» **WHAT NEEDS TO BE DONE**: Each entry needs to be restated exactly as written.

Extracted records
**********

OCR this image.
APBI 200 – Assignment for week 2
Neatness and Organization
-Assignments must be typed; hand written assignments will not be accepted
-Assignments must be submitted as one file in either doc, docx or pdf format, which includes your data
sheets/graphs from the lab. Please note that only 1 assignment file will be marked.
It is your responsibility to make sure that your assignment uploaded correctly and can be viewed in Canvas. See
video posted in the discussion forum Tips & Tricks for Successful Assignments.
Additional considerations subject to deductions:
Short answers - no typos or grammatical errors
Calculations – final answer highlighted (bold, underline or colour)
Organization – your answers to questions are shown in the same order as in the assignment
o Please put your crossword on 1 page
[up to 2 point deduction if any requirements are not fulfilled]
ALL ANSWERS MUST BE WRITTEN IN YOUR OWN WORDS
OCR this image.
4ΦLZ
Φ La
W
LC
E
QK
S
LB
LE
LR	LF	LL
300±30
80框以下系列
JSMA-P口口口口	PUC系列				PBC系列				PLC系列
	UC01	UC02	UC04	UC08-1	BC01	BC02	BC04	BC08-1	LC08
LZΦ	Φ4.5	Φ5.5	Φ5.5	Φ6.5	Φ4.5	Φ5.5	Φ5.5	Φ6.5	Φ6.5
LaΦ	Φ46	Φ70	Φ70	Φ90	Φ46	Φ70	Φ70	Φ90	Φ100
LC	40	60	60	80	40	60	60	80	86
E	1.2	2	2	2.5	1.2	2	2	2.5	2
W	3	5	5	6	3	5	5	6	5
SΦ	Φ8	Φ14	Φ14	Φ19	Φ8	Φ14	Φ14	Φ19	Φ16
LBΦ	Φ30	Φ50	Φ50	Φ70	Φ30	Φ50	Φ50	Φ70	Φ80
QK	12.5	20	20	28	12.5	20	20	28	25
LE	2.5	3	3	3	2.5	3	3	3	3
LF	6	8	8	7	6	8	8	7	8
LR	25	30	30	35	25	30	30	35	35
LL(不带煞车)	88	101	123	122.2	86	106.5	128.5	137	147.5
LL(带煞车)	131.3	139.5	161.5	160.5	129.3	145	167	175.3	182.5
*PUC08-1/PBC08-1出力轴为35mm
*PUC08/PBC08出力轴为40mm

**********

» **ANSWER BELOW**:
OCR this image.
APBI 200 – Assignment for week 2
Neatness and Organization
-Assignments must be typed; hand written assignments will not be accepted
-Assignments must be submitted as one file in either doc, docx or pdf format, which includes your data
sheets/graphs from the lab. Please note that only 1 assignment file will be marked.
It is your responsibility to make sure that your assignment uploaded correctly and can be viewed in Canvas. See
video posted in the discussion forum Tips & Tricks for Successful Assignments.
Additional considerations subject to deductions:
Short answers - no typos or grammatical errors
Calculations – final answer highlighted (bold, underline or colour)
Organization – your answers to questions are shown in the same order as in the assignment
o Please put your crossword on 1 page
[up to 2 point deduction if any requirements are not fulfilled]
ALL ANSWERS MUST BE WRITTEN IN YOUR OWN WORDS
OCR this image.
4ΦLZ
Φ La
W
LC
E
QK
S
LB
LE
LR	LF	LL
300±30
80框以下系列
JSMA-P口口口口	PUC系列				PBC系列				PLC系列
	UC01	UC02	UC04	UC08-1	BC01	BC02	BC04	BC08-1	LC08
LZΦ	Φ4.5	Φ5.5	Φ5.5	Φ6.5	Φ4.5	Φ5.5	Φ5.5	Φ6.5	Φ6.5
LaΦ	Φ46	Φ70	Φ70	Φ90	Φ46	Φ70	Φ70	Φ90	Φ100
LC	40	60	60	80	40	60	60	80	86
E	1.2	2	2	2.5	1.2	2	2	2.5	2
W	3	5	5	6	3	5	5	6	5
SΦ	Φ8	Φ14	Φ14	Φ19	Φ8	Φ14	Φ14	Φ19	Φ16
LBΦ	Φ30	Φ50	Φ50	Φ70	Φ30	Φ50	Φ50	Φ70	Φ80
QK	12.5	20	20	28	12.5	20	20	28	25
LE	2.5	3	3	3	2.5	3	3	3	3
LF	6	8	8	7	6	8	8	7	8
LR	25	30	30	35	25	30	30	35	35
LL(不带煞车)	88	101	123	122.2	86	106.5	128.5	137	147.5
LL(带煞车)	131.3	139.5	161.5	160.5	129.3	145	167	175.3	182.5
*PUC08-1/PBC08-1出力轴为35mm
*PUC08/PBC08出力轴为40mm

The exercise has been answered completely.